**TASK TO COMPLETE**
Search the material and gather each line with "badania" in it.

:: DATASET EXCERPTS

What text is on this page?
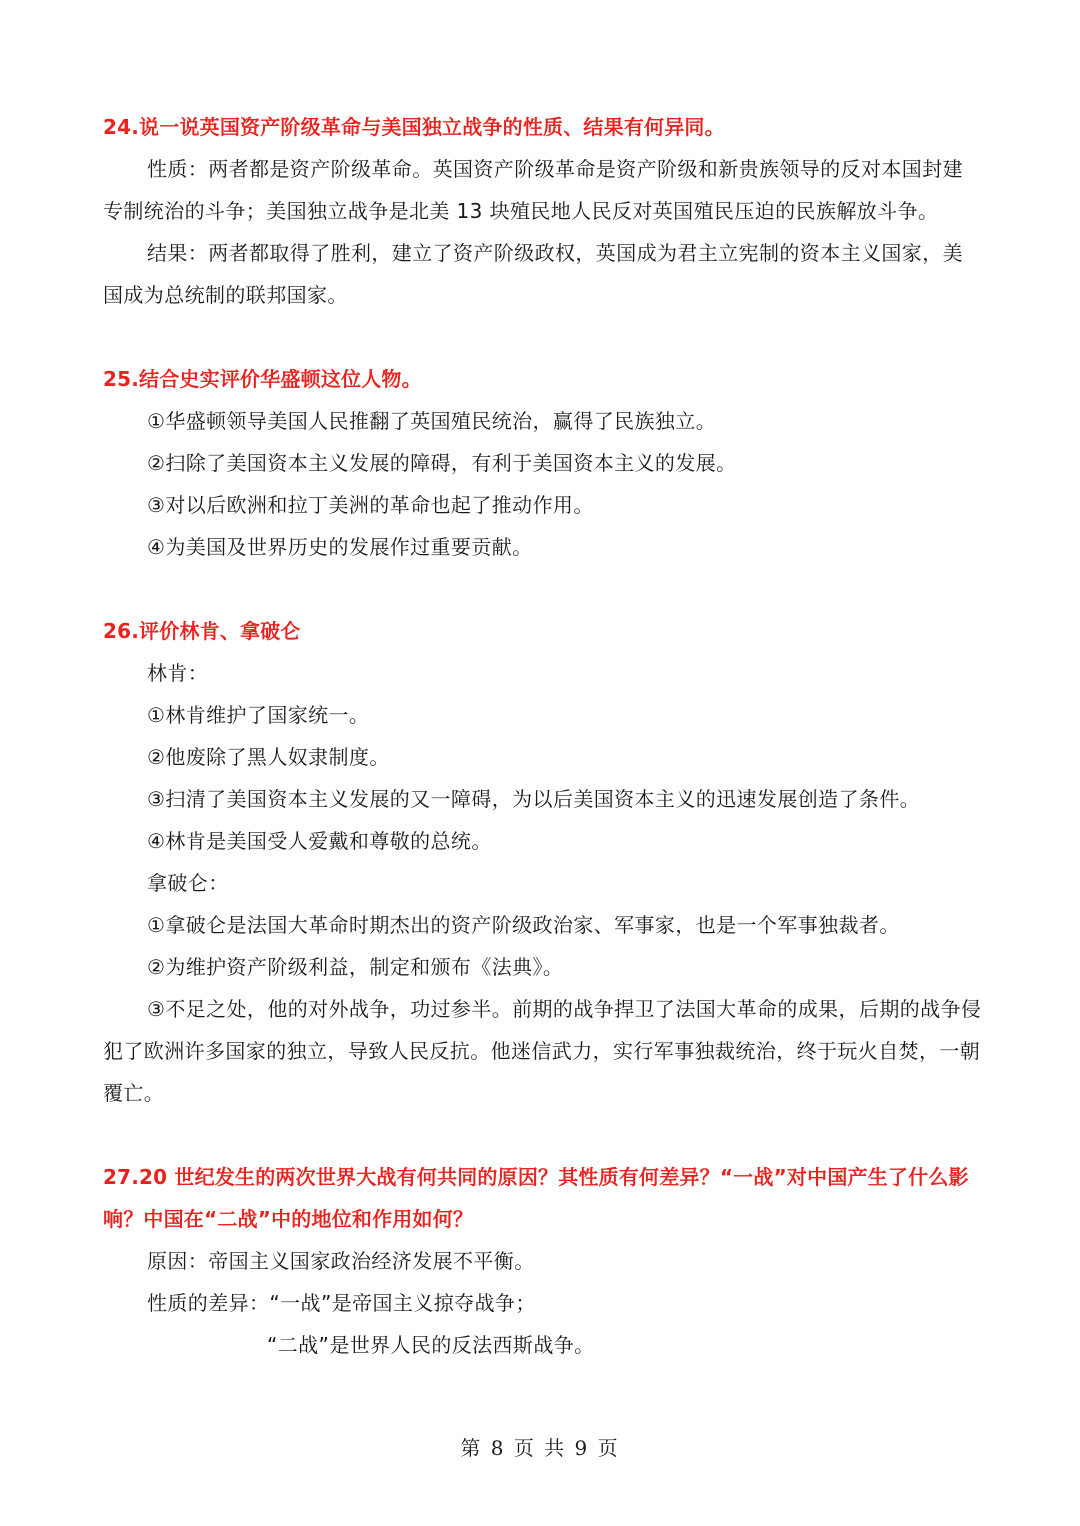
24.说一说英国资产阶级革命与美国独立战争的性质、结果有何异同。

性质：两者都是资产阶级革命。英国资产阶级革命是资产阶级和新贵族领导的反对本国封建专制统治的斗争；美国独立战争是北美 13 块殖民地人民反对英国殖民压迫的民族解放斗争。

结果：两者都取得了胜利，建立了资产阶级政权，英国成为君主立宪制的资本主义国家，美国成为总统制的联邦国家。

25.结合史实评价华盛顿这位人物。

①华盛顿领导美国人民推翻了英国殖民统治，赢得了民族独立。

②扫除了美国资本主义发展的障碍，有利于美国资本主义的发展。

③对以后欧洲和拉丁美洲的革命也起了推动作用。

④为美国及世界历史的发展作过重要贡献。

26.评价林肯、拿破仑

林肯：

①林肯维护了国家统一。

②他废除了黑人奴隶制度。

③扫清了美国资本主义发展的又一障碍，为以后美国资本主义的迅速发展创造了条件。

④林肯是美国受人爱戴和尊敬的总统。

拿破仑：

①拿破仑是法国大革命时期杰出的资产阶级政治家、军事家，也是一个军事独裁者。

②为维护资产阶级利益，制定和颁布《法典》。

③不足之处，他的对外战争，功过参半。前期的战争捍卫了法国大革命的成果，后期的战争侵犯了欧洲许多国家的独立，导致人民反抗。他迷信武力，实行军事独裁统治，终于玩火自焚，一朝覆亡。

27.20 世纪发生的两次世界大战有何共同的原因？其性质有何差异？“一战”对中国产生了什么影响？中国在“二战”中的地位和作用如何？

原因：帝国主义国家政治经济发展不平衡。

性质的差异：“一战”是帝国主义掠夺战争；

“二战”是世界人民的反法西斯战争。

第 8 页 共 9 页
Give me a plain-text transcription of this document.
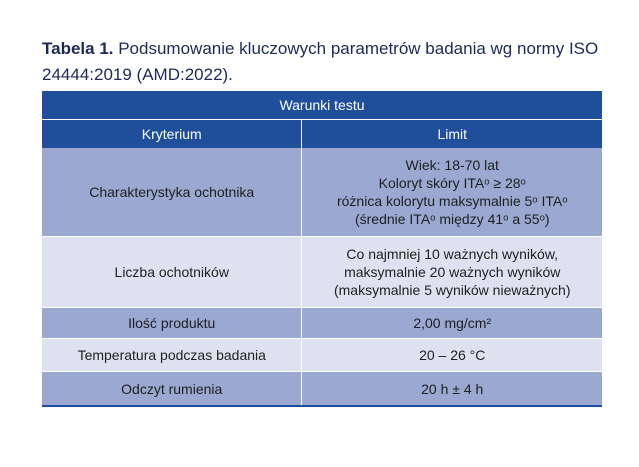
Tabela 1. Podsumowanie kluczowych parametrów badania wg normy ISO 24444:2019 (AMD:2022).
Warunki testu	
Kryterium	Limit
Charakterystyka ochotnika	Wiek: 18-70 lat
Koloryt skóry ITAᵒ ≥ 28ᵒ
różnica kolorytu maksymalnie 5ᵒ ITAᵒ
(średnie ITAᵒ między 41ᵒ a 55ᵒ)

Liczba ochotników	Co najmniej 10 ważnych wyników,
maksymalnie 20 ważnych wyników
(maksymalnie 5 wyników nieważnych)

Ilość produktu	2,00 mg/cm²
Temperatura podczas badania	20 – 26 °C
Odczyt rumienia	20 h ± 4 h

::::

**RESPONSE**
Tabela 1. Podsumowanie kluczowych parametrów badania wg normy ISO 24444:2019 (AMD:2022).
Temperatura podczas badania	20 – 26 °C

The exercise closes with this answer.